REQUIREMENTS: Write each record again exactly as it stands.

BEGIN RAW RECORDS

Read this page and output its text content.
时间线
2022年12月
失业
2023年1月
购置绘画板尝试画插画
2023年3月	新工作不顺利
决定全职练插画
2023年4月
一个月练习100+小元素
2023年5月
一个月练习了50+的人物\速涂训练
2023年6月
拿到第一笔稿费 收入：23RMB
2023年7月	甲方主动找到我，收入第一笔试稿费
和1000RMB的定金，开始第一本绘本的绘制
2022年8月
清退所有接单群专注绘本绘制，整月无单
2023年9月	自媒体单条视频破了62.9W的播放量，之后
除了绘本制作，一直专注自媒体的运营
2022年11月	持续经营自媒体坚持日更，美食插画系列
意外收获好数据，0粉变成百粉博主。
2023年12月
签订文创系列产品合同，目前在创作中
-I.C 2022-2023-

END RAW RECORDS

OUTPUT FOR THIS TASK:
Read this page and output its text content.
时间线
2022年12月
失业
2023年1月
购置绘画板尝试画插画
2023年3月	新工作不顺利
决定全职练插画
2023年4月
一个月练习100+小元素
2023年5月
一个月练习了50+的人物\速涂训练
2023年6月
拿到第一笔稿费 收入：23RMB
2023年7月	甲方主动找到我，收入第一笔试稿费
和1000RMB的定金，开始第一本绘本的绘制
2022年8月
清退所有接单群专注绘本绘制，整月无单
2023年9月	自媒体单条视频破了62.9W的播放量，之后
除了绘本制作，一直专注自媒体的运营
2022年11月	持续经营自媒体坚持日更，美食插画系列
意外收获好数据，0粉变成百粉博主。
2023年12月
签订文创系列产品合同，目前在创作中
-I.C 2022-2023-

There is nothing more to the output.